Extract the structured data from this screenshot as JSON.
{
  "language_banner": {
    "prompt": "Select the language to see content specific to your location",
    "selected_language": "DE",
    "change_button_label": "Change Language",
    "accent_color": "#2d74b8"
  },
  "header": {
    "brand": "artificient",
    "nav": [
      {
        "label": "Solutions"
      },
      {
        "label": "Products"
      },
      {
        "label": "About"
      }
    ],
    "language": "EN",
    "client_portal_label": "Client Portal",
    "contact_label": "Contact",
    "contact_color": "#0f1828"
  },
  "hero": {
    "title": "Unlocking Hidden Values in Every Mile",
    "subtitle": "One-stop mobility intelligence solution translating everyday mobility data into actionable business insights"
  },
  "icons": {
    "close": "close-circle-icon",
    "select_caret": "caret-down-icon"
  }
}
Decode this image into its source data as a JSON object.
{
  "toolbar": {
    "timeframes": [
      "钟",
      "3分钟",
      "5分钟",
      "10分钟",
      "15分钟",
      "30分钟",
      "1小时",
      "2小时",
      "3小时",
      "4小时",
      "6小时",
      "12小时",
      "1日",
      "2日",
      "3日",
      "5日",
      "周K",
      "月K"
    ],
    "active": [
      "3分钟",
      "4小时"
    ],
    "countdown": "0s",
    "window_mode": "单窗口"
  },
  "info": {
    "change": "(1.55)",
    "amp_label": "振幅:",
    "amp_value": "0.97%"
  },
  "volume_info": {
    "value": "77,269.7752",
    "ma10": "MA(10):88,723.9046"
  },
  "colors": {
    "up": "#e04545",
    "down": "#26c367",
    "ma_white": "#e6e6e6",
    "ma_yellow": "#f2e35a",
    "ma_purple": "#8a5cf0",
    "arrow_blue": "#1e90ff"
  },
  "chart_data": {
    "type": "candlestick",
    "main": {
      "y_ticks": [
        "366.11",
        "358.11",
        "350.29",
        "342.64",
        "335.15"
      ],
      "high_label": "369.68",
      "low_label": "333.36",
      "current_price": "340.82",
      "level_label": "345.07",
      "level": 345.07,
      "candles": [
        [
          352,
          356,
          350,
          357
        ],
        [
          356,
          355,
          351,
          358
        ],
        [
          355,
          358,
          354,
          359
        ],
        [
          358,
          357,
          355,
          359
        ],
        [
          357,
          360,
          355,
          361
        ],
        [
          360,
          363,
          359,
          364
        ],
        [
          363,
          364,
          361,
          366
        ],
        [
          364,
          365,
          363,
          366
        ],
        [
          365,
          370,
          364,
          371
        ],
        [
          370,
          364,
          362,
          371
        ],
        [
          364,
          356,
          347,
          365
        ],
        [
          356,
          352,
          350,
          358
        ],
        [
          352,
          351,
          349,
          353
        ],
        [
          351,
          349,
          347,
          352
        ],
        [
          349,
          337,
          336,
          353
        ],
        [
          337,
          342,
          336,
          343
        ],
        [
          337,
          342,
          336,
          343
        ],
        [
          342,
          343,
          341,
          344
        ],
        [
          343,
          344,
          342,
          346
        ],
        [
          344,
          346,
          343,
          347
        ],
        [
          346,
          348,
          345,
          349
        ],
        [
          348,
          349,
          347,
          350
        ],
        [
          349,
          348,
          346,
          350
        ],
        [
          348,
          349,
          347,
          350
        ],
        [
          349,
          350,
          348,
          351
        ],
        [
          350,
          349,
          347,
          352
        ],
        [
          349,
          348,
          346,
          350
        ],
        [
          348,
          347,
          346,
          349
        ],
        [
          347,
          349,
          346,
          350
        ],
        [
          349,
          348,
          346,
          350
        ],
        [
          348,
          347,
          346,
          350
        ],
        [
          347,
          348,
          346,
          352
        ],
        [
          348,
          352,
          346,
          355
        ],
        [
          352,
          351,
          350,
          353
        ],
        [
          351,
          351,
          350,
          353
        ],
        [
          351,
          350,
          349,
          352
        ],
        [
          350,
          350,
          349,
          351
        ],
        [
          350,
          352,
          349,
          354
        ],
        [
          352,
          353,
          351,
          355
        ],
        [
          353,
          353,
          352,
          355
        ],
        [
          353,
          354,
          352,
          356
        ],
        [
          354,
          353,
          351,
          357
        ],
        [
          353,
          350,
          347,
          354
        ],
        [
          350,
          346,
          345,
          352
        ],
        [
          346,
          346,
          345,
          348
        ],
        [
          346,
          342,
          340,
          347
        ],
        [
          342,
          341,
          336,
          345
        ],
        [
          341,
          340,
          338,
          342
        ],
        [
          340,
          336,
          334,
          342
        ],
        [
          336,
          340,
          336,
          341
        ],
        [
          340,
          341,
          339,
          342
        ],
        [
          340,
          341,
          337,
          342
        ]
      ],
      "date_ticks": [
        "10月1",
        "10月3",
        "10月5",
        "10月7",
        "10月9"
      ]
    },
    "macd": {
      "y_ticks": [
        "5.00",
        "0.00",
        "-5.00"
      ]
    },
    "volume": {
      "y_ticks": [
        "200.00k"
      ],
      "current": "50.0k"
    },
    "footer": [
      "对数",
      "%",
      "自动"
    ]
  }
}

^^^^^^^^^^^^^^^^

Everything in the listing above should be restated exactly.

Extract the structured data from this screenshot as JSON.
{
  "language_banner": {
    "prompt": "Select the language to see content specific to your location",
    "selected_language": "DE",
    "change_button_label": "Change Language",
    "accent_color": "#2d74b8"
  },
  "header": {
    "brand": "artificient",
    "nav": [
      {
        "label": "Solutions"
      },
      {
        "label": "Products"
      },
      {
        "label": "About"
      }
    ],
    "language": "EN",
    "client_portal_label": "Client Portal",
    "contact_label": "Contact",
    "contact_color": "#0f1828"
  },
  "hero": {
    "title": "Unlocking Hidden Values in Every Mile",
    "subtitle": "One-stop mobility intelligence solution translating everyday mobility data into actionable business insights"
  },
  "icons": {
    "close": "close-circle-icon",
    "select_caret": "caret-down-icon"
  }
}
Decode this image into its source data as a JSON object.
{
  "toolbar": {
    "timeframes": [
      "钟",
      "3分钟",
      "5分钟",
      "10分钟",
      "15分钟",
      "30分钟",
      "1小时",
      "2小时",
      "3小时",
      "4小时",
      "6小时",
      "12小时",
      "1日",
      "2日",
      "3日",
      "5日",
      "周K",
      "月K"
    ],
    "active": [
      "3分钟",
      "4小时"
    ],
    "countdown": "0s",
    "window_mode": "单窗口"
  },
  "info": {
    "change": "(1.55)",
    "amp_label": "振幅:",
    "amp_value": "0.97%"
  },
  "volume_info": {
    "value": "77,269.7752",
    "ma10": "MA(10):88,723.9046"
  },
  "colors": {
    "up": "#e04545",
    "down": "#26c367",
    "ma_white": "#e6e6e6",
    "ma_yellow": "#f2e35a",
    "ma_purple": "#8a5cf0",
    "arrow_blue": "#1e90ff"
  },
  "chart_data": {
    "type": "candlestick",
    "main": {
      "y_ticks": [
        "366.11",
        "358.11",
        "350.29",
        "342.64",
        "335.15"
      ],
      "high_label": "369.68",
      "low_label": "333.36",
      "current_price": "340.82",
      "level_label": "345.07",
      "level": 345.07,
      "candles": [
        [
          352,
          356,
          350,
          357
        ],
        [
          356,
          355,
          351,
          358
        ],
        [
          355,
          358,
          354,
          359
        ],
        [
          358,
          357,
          355,
          359
        ],
        [
          357,
          360,
          355,
          361
        ],
        [
          360,
          363,
          359,
          364
        ],
        [
          363,
          364,
          361,
          366
        ],
        [
          364,
          365,
          363,
          366
        ],
        [
          365,
          370,
          364,
          371
        ],
        [
          370,
          364,
          362,
          371
        ],
        [
          364,
          356,
          347,
          365
        ],
        [
          356,
          352,
          350,
          358
        ],
        [
          352,
          351,
          349,
          353
        ],
        [
          351,
          349,
          347,
          352
        ],
        [
          349,
          337,
          336,
          353
        ],
        [
          337,
          342,
          336,
          343
        ],
        [
          337,
          342,
          336,
          343
        ],
        [
          342,
          343,
          341,
          344
        ],
        [
          343,
          344,
          342,
          346
        ],
        [
          344,
          346,
          343,
          347
        ],
        [
          346,
          348,
          345,
          349
        ],
        [
          348,
          349,
          347,
          350
        ],
        [
          349,
          348,
          346,
          350
        ],
        [
          348,
          349,
          347,
          350
        ],
        [
          349,
          350,
          348,
          351
        ],
        [
          350,
          349,
          347,
          352
        ],
        [
          349,
          348,
          346,
          350
        ],
        [
          348,
          347,
          346,
          349
        ],
        [
          347,
          349,
          346,
          350
        ],
        [
          349,
          348,
          346,
          350
        ],
        [
          348,
          347,
          346,
          350
        ],
        [
          347,
          348,
          346,
          352
        ],
        [
          348,
          352,
          346,
          355
        ],
        [
          352,
          351,
          350,
          353
        ],
        [
          351,
          351,
          350,
          353
        ],
        [
          351,
          350,
          349,
          352
        ],
        [
          350,
          350,
          349,
          351
        ],
        [
          350,
          352,
          349,
          354
        ],
        [
          352,
          353,
          351,
          355
        ],
        [
          353,
          353,
          352,
          355
        ],
        [
          353,
          354,
          352,
          356
        ],
        [
          354,
          353,
          351,
          357
        ],
        [
          353,
          350,
          347,
          354
        ],
        [
          350,
          346,
          345,
          352
        ],
        [
          346,
          346,
          345,
          348
        ],
        [
          346,
          342,
          340,
          347
        ],
        [
          342,
          341,
          336,
          345
        ],
        [
          341,
          340,
          338,
          342
        ],
        [
          340,
          336,
          334,
          342
        ],
        [
          336,
          340,
          336,
          341
        ],
        [
          340,
          341,
          339,
          342
        ],
        [
          340,
          341,
          337,
          342
        ]
      ],
      "date_ticks": [
        "10月1",
        "10月3",
        "10月5",
        "10月7",
        "10月9"
      ]
    },
    "macd": {
      "y_ticks": [
        "5.00",
        "0.00",
        "-5.00"
      ]
    },
    "volume": {
      "y_ticks": [
        "200.00k"
      ],
      "current": "50.0k"
    },
    "footer": [
      "对数",
      "%",
      "自动"
    ]
  }
}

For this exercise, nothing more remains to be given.